* _GIVEN PROBLEM_: Give the data again exactly as written, skipping any pictures.

#### DATASET RECORDS

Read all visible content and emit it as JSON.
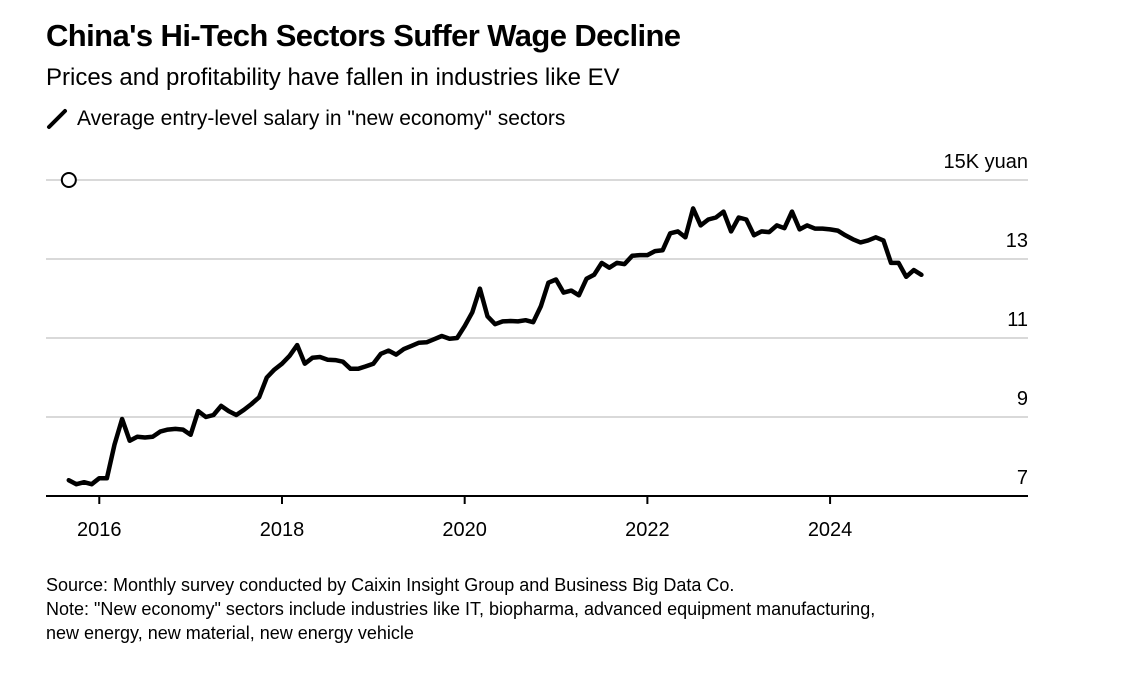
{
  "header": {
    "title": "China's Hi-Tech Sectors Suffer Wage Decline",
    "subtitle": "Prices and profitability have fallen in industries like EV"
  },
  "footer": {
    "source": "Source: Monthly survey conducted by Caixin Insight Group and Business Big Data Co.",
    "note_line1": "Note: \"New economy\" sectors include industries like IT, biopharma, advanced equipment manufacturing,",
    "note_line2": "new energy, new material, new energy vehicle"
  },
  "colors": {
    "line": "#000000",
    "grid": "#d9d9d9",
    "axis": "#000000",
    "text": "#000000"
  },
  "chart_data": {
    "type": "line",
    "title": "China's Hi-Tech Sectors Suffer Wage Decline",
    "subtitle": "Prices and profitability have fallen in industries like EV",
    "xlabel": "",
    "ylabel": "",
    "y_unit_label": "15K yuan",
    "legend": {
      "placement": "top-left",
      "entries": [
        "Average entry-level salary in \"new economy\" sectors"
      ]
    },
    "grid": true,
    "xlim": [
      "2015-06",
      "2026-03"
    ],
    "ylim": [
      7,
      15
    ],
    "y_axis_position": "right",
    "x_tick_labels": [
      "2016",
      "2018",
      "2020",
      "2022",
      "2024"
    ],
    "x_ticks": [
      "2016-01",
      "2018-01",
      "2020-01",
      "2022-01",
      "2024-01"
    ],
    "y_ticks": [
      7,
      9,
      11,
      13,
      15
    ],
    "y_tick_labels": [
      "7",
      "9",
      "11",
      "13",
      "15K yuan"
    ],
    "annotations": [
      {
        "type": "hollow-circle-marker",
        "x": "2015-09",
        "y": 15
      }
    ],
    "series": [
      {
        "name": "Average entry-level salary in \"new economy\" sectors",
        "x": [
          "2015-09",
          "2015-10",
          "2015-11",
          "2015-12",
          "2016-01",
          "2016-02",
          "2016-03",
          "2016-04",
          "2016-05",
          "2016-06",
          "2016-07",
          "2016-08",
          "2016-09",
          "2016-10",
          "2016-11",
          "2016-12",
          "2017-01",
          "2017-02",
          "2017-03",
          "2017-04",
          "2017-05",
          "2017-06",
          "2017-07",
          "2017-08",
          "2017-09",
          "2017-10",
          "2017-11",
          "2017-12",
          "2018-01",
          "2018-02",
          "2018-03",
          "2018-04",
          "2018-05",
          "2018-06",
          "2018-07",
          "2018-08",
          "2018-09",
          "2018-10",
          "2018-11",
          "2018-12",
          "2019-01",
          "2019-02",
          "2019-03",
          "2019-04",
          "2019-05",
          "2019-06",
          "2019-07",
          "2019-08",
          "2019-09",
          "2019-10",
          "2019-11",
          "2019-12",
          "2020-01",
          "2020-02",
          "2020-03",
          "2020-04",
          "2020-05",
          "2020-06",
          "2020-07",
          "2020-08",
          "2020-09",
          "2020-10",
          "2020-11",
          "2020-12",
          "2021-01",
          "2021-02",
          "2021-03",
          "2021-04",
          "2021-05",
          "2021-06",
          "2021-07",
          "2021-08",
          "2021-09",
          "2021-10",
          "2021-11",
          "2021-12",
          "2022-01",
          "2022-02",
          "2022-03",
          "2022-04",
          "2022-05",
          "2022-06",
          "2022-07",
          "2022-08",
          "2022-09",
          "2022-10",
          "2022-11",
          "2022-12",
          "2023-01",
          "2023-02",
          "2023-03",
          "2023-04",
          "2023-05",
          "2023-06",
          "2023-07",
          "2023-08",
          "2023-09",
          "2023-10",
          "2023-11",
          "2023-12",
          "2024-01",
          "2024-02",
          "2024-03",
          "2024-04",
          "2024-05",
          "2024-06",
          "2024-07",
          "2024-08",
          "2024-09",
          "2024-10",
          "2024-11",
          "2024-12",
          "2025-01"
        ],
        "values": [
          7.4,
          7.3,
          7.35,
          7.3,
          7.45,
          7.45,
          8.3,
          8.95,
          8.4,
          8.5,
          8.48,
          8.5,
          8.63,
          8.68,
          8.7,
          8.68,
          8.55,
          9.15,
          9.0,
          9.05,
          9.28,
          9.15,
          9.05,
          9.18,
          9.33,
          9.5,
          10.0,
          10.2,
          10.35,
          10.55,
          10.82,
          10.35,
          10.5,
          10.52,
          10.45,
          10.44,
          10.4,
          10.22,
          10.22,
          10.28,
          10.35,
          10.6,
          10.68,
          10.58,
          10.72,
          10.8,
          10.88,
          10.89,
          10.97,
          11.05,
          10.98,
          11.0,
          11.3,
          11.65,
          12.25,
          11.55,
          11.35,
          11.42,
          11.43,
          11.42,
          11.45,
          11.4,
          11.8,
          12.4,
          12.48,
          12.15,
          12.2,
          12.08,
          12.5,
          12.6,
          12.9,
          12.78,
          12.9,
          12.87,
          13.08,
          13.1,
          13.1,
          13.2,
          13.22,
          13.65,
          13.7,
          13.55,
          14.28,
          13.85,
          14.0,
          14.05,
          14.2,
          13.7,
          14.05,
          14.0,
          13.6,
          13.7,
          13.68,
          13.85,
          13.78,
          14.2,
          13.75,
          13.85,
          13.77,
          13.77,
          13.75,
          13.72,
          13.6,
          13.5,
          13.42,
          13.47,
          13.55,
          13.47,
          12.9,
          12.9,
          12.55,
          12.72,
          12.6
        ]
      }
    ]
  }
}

########

* _COMPLETE ANSWER_:
Read all visible content and emit it as JSON.
{
  "header": {
    "title": "China's Hi-Tech Sectors Suffer Wage Decline",
    "subtitle": "Prices and profitability have fallen in industries like EV"
  },
  "footer": {
    "source": "Source: Monthly survey conducted by Caixin Insight Group and Business Big Data Co.",
    "note_line1": "Note: \"New economy\" sectors include industries like IT, biopharma, advanced equipment manufacturing,",
    "note_line2": "new energy, new material, new energy vehicle"
  },
  "colors": {
    "line": "#000000",
    "grid": "#d9d9d9",
    "axis": "#000000",
    "text": "#000000"
  },
  "chart_data": {
    "type": "line",
    "title": "China's Hi-Tech Sectors Suffer Wage Decline",
    "subtitle": "Prices and profitability have fallen in industries like EV",
    "xlabel": "",
    "ylabel": "",
    "y_unit_label": "15K yuan",
    "legend": {
      "placement": "top-left",
      "entries": [
        "Average entry-level salary in \"new economy\" sectors"
      ]
    },
    "grid": true,
    "xlim": [
      "2015-06",
      "2026-03"
    ],
    "ylim": [
      7,
      15
    ],
    "y_axis_position": "right",
    "x_tick_labels": [
      "2016",
      "2018",
      "2020",
      "2022",
      "2024"
    ],
    "x_ticks": [
      "2016-01",
      "2018-01",
      "2020-01",
      "2022-01",
      "2024-01"
    ],
    "y_ticks": [
      7,
      9,
      11,
      13,
      15
    ],
    "y_tick_labels": [
      "7",
      "9",
      "11",
      "13",
      "15K yuan"
    ],
    "annotations": [
      {
        "type": "hollow-circle-marker",
        "x": "2015-09",
        "y": 15
      }
    ],
    "series": [
      {
        "name": "Average entry-level salary in \"new economy\" sectors",
        "x": [
          "2015-09",
          "2015-10",
          "2015-11",
          "2015-12",
          "2016-01",
          "2016-02",
          "2016-03",
          "2016-04",
          "2016-05",
          "2016-06",
          "2016-07",
          "2016-08",
          "2016-09",
          "2016-10",
          "2016-11",
          "2016-12",
          "2017-01",
          "2017-02",
          "2017-03",
          "2017-04",
          "2017-05",
          "2017-06",
          "2017-07",
          "2017-08",
          "2017-09",
          "2017-10",
          "2017-11",
          "2017-12",
          "2018-01",
          "2018-02",
          "2018-03",
          "2018-04",
          "2018-05",
          "2018-06",
          "2018-07",
          "2018-08",
          "2018-09",
          "2018-10",
          "2018-11",
          "2018-12",
          "2019-01",
          "2019-02",
          "2019-03",
          "2019-04",
          "2019-05",
          "2019-06",
          "2019-07",
          "2019-08",
          "2019-09",
          "2019-10",
          "2019-11",
          "2019-12",
          "2020-01",
          "2020-02",
          "2020-03",
          "2020-04",
          "2020-05",
          "2020-06",
          "2020-07",
          "2020-08",
          "2020-09",
          "2020-10",
          "2020-11",
          "2020-12",
          "2021-01",
          "2021-02",
          "2021-03",
          "2021-04",
          "2021-05",
          "2021-06",
          "2021-07",
          "2021-08",
          "2021-09",
          "2021-10",
          "2021-11",
          "2021-12",
          "2022-01",
          "2022-02",
          "2022-03",
          "2022-04",
          "2022-05",
          "2022-06",
          "2022-07",
          "2022-08",
          "2022-09",
          "2022-10",
          "2022-11",
          "2022-12",
          "2023-01",
          "2023-02",
          "2023-03",
          "2023-04",
          "2023-05",
          "2023-06",
          "2023-07",
          "2023-08",
          "2023-09",
          "2023-10",
          "2023-11",
          "2023-12",
          "2024-01",
          "2024-02",
          "2024-03",
          "2024-04",
          "2024-05",
          "2024-06",
          "2024-07",
          "2024-08",
          "2024-09",
          "2024-10",
          "2024-11",
          "2024-12",
          "2025-01"
        ],
        "values": [
          7.4,
          7.3,
          7.35,
          7.3,
          7.45,
          7.45,
          8.3,
          8.95,
          8.4,
          8.5,
          8.48,
          8.5,
          8.63,
          8.68,
          8.7,
          8.68,
          8.55,
          9.15,
          9.0,
          9.05,
          9.28,
          9.15,
          9.05,
          9.18,
          9.33,
          9.5,
          10.0,
          10.2,
          10.35,
          10.55,
          10.82,
          10.35,
          10.5,
          10.52,
          10.45,
          10.44,
          10.4,
          10.22,
          10.22,
          10.28,
          10.35,
          10.6,
          10.68,
          10.58,
          10.72,
          10.8,
          10.88,
          10.89,
          10.97,
          11.05,
          10.98,
          11.0,
          11.3,
          11.65,
          12.25,
          11.55,
          11.35,
          11.42,
          11.43,
          11.42,
          11.45,
          11.4,
          11.8,
          12.4,
          12.48,
          12.15,
          12.2,
          12.08,
          12.5,
          12.6,
          12.9,
          12.78,
          12.9,
          12.87,
          13.08,
          13.1,
          13.1,
          13.2,
          13.22,
          13.65,
          13.7,
          13.55,
          14.28,
          13.85,
          14.0,
          14.05,
          14.2,
          13.7,
          14.05,
          14.0,
          13.6,
          13.7,
          13.68,
          13.85,
          13.78,
          14.2,
          13.75,
          13.85,
          13.77,
          13.77,
          13.75,
          13.72,
          13.6,
          13.5,
          13.42,
          13.47,
          13.55,
          13.47,
          12.9,
          12.9,
          12.55,
          12.72,
          12.6
        ]
      }
    ]
  }
}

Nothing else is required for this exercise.